◆ TASK TO CARRY OUT: All of the data that follows should be retyped exactly, please, except the pictures.

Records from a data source
____________

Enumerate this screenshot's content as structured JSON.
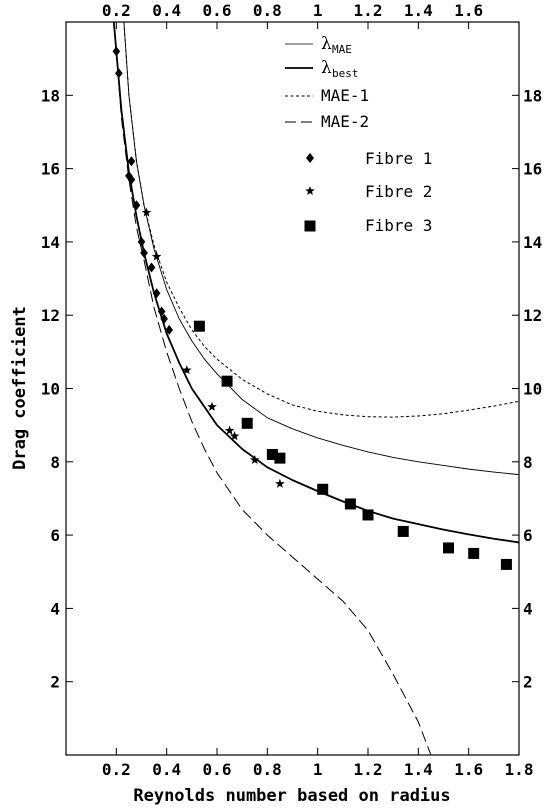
{
  "chart_data": {
    "type": "scatter",
    "xlabel": "Reynolds number based on radius",
    "ylabel": "Drag coefficient",
    "xlim": [
      0,
      1.8
    ],
    "ylim": [
      0,
      20
    ],
    "x_ticks": [
      0.2,
      0.4,
      0.6,
      0.8,
      1,
      1.2,
      1.4,
      1.6,
      1.8
    ],
    "x_tick_labels": [
      "0.2",
      "0.4",
      "0.6",
      "0.8",
      "1",
      "1.2",
      "1.4",
      "1.6",
      "1.8"
    ],
    "top_x_ticks": [
      0.2,
      0.4,
      0.6,
      0.8,
      1,
      1.2,
      1.4,
      1.6
    ],
    "top_x_tick_labels": [
      "0.2",
      "0.4",
      "0.6",
      "0.8",
      "1",
      "1.2",
      "1.4",
      "1.6"
    ],
    "y_ticks": [
      2,
      4,
      6,
      8,
      10,
      12,
      14,
      16,
      18
    ],
    "y_tick_labels": [
      "2",
      "4",
      "6",
      "8",
      "10",
      "12",
      "14",
      "16",
      "18"
    ],
    "grid": false,
    "legend_position": "top-right",
    "legend": {
      "lambda_symbol": "λ",
      "mae_sub": "MAE",
      "best_sub": "best",
      "mae1": "MAE-1",
      "mae2": "MAE-2",
      "fibre1": "Fibre 1",
      "fibre2": "Fibre 2",
      "fibre3": "Fibre 3"
    },
    "curves": [
      {
        "key": "lambda_mae",
        "style": "thin-solid",
        "x": [
          0.23,
          0.25,
          0.28,
          0.31,
          0.35,
          0.4,
          0.45,
          0.5,
          0.55,
          0.6,
          0.7,
          0.8,
          0.9,
          1.0,
          1.1,
          1.2,
          1.3,
          1.4,
          1.5,
          1.6,
          1.7,
          1.8
        ],
        "y": [
          20.0,
          18.0,
          16.2,
          15.0,
          13.8,
          12.7,
          11.9,
          11.3,
          10.8,
          10.4,
          9.7,
          9.2,
          8.9,
          8.65,
          8.45,
          8.27,
          8.12,
          8.0,
          7.9,
          7.8,
          7.72,
          7.65
        ]
      },
      {
        "key": "lambda_best",
        "style": "thick-solid",
        "x": [
          0.19,
          0.2,
          0.22,
          0.25,
          0.28,
          0.31,
          0.35,
          0.4,
          0.45,
          0.5,
          0.55,
          0.6,
          0.7,
          0.8,
          0.9,
          1.0,
          1.1,
          1.2,
          1.3,
          1.4,
          1.5,
          1.6,
          1.7,
          1.8
        ],
        "y": [
          20.0,
          19.2,
          17.6,
          15.9,
          14.7,
          13.7,
          12.6,
          11.5,
          10.7,
          10.0,
          9.5,
          9.0,
          8.35,
          7.85,
          7.5,
          7.2,
          6.92,
          6.66,
          6.45,
          6.3,
          6.15,
          6.02,
          5.9,
          5.8
        ]
      },
      {
        "key": "mae1",
        "style": "short-dash",
        "x": [
          0.23,
          0.25,
          0.28,
          0.31,
          0.35,
          0.4,
          0.45,
          0.5,
          0.55,
          0.6,
          0.7,
          0.8,
          0.9,
          1.0,
          1.1,
          1.2,
          1.3,
          1.4,
          1.5,
          1.6,
          1.7,
          1.8
        ],
        "y": [
          20.0,
          18.0,
          16.2,
          15.0,
          13.9,
          12.9,
          12.2,
          11.6,
          11.15,
          10.8,
          10.25,
          9.85,
          9.55,
          9.38,
          9.28,
          9.23,
          9.22,
          9.25,
          9.31,
          9.41,
          9.52,
          9.65
        ]
      },
      {
        "key": "mae2",
        "style": "long-dash",
        "x": [
          0.19,
          0.2,
          0.22,
          0.25,
          0.28,
          0.31,
          0.35,
          0.4,
          0.45,
          0.5,
          0.55,
          0.6,
          0.7,
          0.8,
          0.9,
          1.0,
          1.1,
          1.2,
          1.3,
          1.4,
          1.45
        ],
        "y": [
          20.0,
          19.2,
          17.4,
          15.7,
          14.4,
          13.5,
          12.2,
          11.0,
          10.0,
          9.1,
          8.35,
          7.7,
          6.7,
          6.0,
          5.4,
          4.8,
          4.2,
          3.4,
          2.2,
          0.9,
          0.0
        ]
      }
    ],
    "series": [
      {
        "name": "Fibre 1",
        "marker": "diamond",
        "x": [
          0.2,
          0.21,
          0.25,
          0.26,
          0.26,
          0.28,
          0.3,
          0.31,
          0.34,
          0.36,
          0.38,
          0.39,
          0.41
        ],
        "y": [
          19.2,
          18.6,
          15.8,
          15.7,
          16.2,
          15.0,
          14.0,
          13.7,
          13.3,
          12.6,
          12.1,
          11.9,
          11.6
        ]
      },
      {
        "name": "Fibre 2",
        "marker": "star",
        "x": [
          0.32,
          0.36,
          0.48,
          0.58,
          0.65,
          0.67,
          0.75,
          0.85
        ],
        "y": [
          14.8,
          13.6,
          10.5,
          9.5,
          8.85,
          8.7,
          8.05,
          7.4
        ]
      },
      {
        "name": "Fibre 3",
        "marker": "square",
        "x": [
          0.53,
          0.64,
          0.72,
          0.82,
          0.85,
          1.02,
          1.13,
          1.2,
          1.34,
          1.52,
          1.62,
          1.75
        ],
        "y": [
          11.7,
          10.2,
          9.05,
          8.2,
          8.1,
          7.25,
          6.85,
          6.55,
          6.1,
          5.65,
          5.5,
          5.2
        ]
      }
    ]
  }
}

____________

◆ EXERCISE ANSWER:
Enumerate this screenshot's content as structured JSON.
{
  "chart_data": {
    "type": "scatter",
    "xlabel": "Reynolds number based on radius",
    "ylabel": "Drag coefficient",
    "xlim": [
      0,
      1.8
    ],
    "ylim": [
      0,
      20
    ],
    "x_ticks": [
      0.2,
      0.4,
      0.6,
      0.8,
      1,
      1.2,
      1.4,
      1.6,
      1.8
    ],
    "x_tick_labels": [
      "0.2",
      "0.4",
      "0.6",
      "0.8",
      "1",
      "1.2",
      "1.4",
      "1.6",
      "1.8"
    ],
    "top_x_ticks": [
      0.2,
      0.4,
      0.6,
      0.8,
      1,
      1.2,
      1.4,
      1.6
    ],
    "top_x_tick_labels": [
      "0.2",
      "0.4",
      "0.6",
      "0.8",
      "1",
      "1.2",
      "1.4",
      "1.6"
    ],
    "y_ticks": [
      2,
      4,
      6,
      8,
      10,
      12,
      14,
      16,
      18
    ],
    "y_tick_labels": [
      "2",
      "4",
      "6",
      "8",
      "10",
      "12",
      "14",
      "16",
      "18"
    ],
    "grid": false,
    "legend_position": "top-right",
    "legend": {
      "lambda_symbol": "λ",
      "mae_sub": "MAE",
      "best_sub": "best",
      "mae1": "MAE-1",
      "mae2": "MAE-2",
      "fibre1": "Fibre 1",
      "fibre2": "Fibre 2",
      "fibre3": "Fibre 3"
    },
    "curves": [
      {
        "key": "lambda_mae",
        "style": "thin-solid",
        "x": [
          0.23,
          0.25,
          0.28,
          0.31,
          0.35,
          0.4,
          0.45,
          0.5,
          0.55,
          0.6,
          0.7,
          0.8,
          0.9,
          1.0,
          1.1,
          1.2,
          1.3,
          1.4,
          1.5,
          1.6,
          1.7,
          1.8
        ],
        "y": [
          20.0,
          18.0,
          16.2,
          15.0,
          13.8,
          12.7,
          11.9,
          11.3,
          10.8,
          10.4,
          9.7,
          9.2,
          8.9,
          8.65,
          8.45,
          8.27,
          8.12,
          8.0,
          7.9,
          7.8,
          7.72,
          7.65
        ]
      },
      {
        "key": "lambda_best",
        "style": "thick-solid",
        "x": [
          0.19,
          0.2,
          0.22,
          0.25,
          0.28,
          0.31,
          0.35,
          0.4,
          0.45,
          0.5,
          0.55,
          0.6,
          0.7,
          0.8,
          0.9,
          1.0,
          1.1,
          1.2,
          1.3,
          1.4,
          1.5,
          1.6,
          1.7,
          1.8
        ],
        "y": [
          20.0,
          19.2,
          17.6,
          15.9,
          14.7,
          13.7,
          12.6,
          11.5,
          10.7,
          10.0,
          9.5,
          9.0,
          8.35,
          7.85,
          7.5,
          7.2,
          6.92,
          6.66,
          6.45,
          6.3,
          6.15,
          6.02,
          5.9,
          5.8
        ]
      },
      {
        "key": "mae1",
        "style": "short-dash",
        "x": [
          0.23,
          0.25,
          0.28,
          0.31,
          0.35,
          0.4,
          0.45,
          0.5,
          0.55,
          0.6,
          0.7,
          0.8,
          0.9,
          1.0,
          1.1,
          1.2,
          1.3,
          1.4,
          1.5,
          1.6,
          1.7,
          1.8
        ],
        "y": [
          20.0,
          18.0,
          16.2,
          15.0,
          13.9,
          12.9,
          12.2,
          11.6,
          11.15,
          10.8,
          10.25,
          9.85,
          9.55,
          9.38,
          9.28,
          9.23,
          9.22,
          9.25,
          9.31,
          9.41,
          9.52,
          9.65
        ]
      },
      {
        "key": "mae2",
        "style": "long-dash",
        "x": [
          0.19,
          0.2,
          0.22,
          0.25,
          0.28,
          0.31,
          0.35,
          0.4,
          0.45,
          0.5,
          0.55,
          0.6,
          0.7,
          0.8,
          0.9,
          1.0,
          1.1,
          1.2,
          1.3,
          1.4,
          1.45
        ],
        "y": [
          20.0,
          19.2,
          17.4,
          15.7,
          14.4,
          13.5,
          12.2,
          11.0,
          10.0,
          9.1,
          8.35,
          7.7,
          6.7,
          6.0,
          5.4,
          4.8,
          4.2,
          3.4,
          2.2,
          0.9,
          0.0
        ]
      }
    ],
    "series": [
      {
        "name": "Fibre 1",
        "marker": "diamond",
        "x": [
          0.2,
          0.21,
          0.25,
          0.26,
          0.26,
          0.28,
          0.3,
          0.31,
          0.34,
          0.36,
          0.38,
          0.39,
          0.41
        ],
        "y": [
          19.2,
          18.6,
          15.8,
          15.7,
          16.2,
          15.0,
          14.0,
          13.7,
          13.3,
          12.6,
          12.1,
          11.9,
          11.6
        ]
      },
      {
        "name": "Fibre 2",
        "marker": "star",
        "x": [
          0.32,
          0.36,
          0.48,
          0.58,
          0.65,
          0.67,
          0.75,
          0.85
        ],
        "y": [
          14.8,
          13.6,
          10.5,
          9.5,
          8.85,
          8.7,
          8.05,
          7.4
        ]
      },
      {
        "name": "Fibre 3",
        "marker": "square",
        "x": [
          0.53,
          0.64,
          0.72,
          0.82,
          0.85,
          1.02,
          1.13,
          1.2,
          1.34,
          1.52,
          1.62,
          1.75
        ],
        "y": [
          11.7,
          10.2,
          9.05,
          8.2,
          8.1,
          7.25,
          6.85,
          6.55,
          6.1,
          5.65,
          5.5,
          5.2
        ]
      }
    ]
  }
}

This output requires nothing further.